§ JOB
All material below is to be reproduced exactly.

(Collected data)
— start —

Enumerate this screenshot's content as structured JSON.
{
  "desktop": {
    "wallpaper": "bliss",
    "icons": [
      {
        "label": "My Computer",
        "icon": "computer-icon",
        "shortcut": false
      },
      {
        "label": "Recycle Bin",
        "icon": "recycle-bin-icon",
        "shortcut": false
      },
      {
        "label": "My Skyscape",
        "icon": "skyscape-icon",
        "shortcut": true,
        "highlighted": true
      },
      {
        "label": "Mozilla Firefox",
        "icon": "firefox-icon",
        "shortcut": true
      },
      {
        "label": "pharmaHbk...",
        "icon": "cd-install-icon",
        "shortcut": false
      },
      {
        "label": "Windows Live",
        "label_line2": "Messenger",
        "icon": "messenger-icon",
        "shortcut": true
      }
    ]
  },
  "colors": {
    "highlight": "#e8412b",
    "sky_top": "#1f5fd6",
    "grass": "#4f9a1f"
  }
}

— end —

§ EXERCISE SOLUTION
Enumerate this screenshot's content as structured JSON.
{
  "desktop": {
    "wallpaper": "bliss",
    "icons": [
      {
        "label": "My Computer",
        "icon": "computer-icon",
        "shortcut": false
      },
      {
        "label": "Recycle Bin",
        "icon": "recycle-bin-icon",
        "shortcut": false
      },
      {
        "label": "My Skyscape",
        "icon": "skyscape-icon",
        "shortcut": true,
        "highlighted": true
      },
      {
        "label": "Mozilla Firefox",
        "icon": "firefox-icon",
        "shortcut": true
      },
      {
        "label": "pharmaHbk...",
        "icon": "cd-install-icon",
        "shortcut": false
      },
      {
        "label": "Windows Live",
        "label_line2": "Messenger",
        "icon": "messenger-icon",
        "shortcut": true
      }
    ]
  },
  "colors": {
    "highlight": "#e8412b",
    "sky_top": "#1f5fd6",
    "grass": "#4f9a1f"
  }
}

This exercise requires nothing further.